Figure data in JSON
▬▬▬▬▬▬

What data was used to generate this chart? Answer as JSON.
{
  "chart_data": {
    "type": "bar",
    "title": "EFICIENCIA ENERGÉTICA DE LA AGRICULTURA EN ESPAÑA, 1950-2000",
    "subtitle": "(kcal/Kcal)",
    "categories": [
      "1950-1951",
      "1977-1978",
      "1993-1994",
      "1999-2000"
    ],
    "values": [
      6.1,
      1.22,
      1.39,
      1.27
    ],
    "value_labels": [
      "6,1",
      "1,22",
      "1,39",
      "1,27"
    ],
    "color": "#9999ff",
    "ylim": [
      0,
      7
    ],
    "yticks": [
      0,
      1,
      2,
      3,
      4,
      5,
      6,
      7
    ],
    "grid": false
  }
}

▬▬▬▬▬▬

WHAT YOU SHOULD DO:
Repeat the material word for word, in full.

COMPLETED TASK:
What data was used to generate this chart? Answer as JSON.
{
  "chart_data": {
    "type": "bar",
    "title": "EFICIENCIA ENERGÉTICA DE LA AGRICULTURA EN ESPAÑA, 1950-2000",
    "subtitle": "(kcal/Kcal)",
    "categories": [
      "1950-1951",
      "1977-1978",
      "1993-1994",
      "1999-2000"
    ],
    "values": [
      6.1,
      1.22,
      1.39,
      1.27
    ],
    "value_labels": [
      "6,1",
      "1,22",
      "1,39",
      "1,27"
    ],
    "color": "#9999ff",
    "ylim": [
      0,
      7
    ],
    "yticks": [
      0,
      1,
      2,
      3,
      4,
      5,
      6,
      7
    ],
    "grid": false
  }
}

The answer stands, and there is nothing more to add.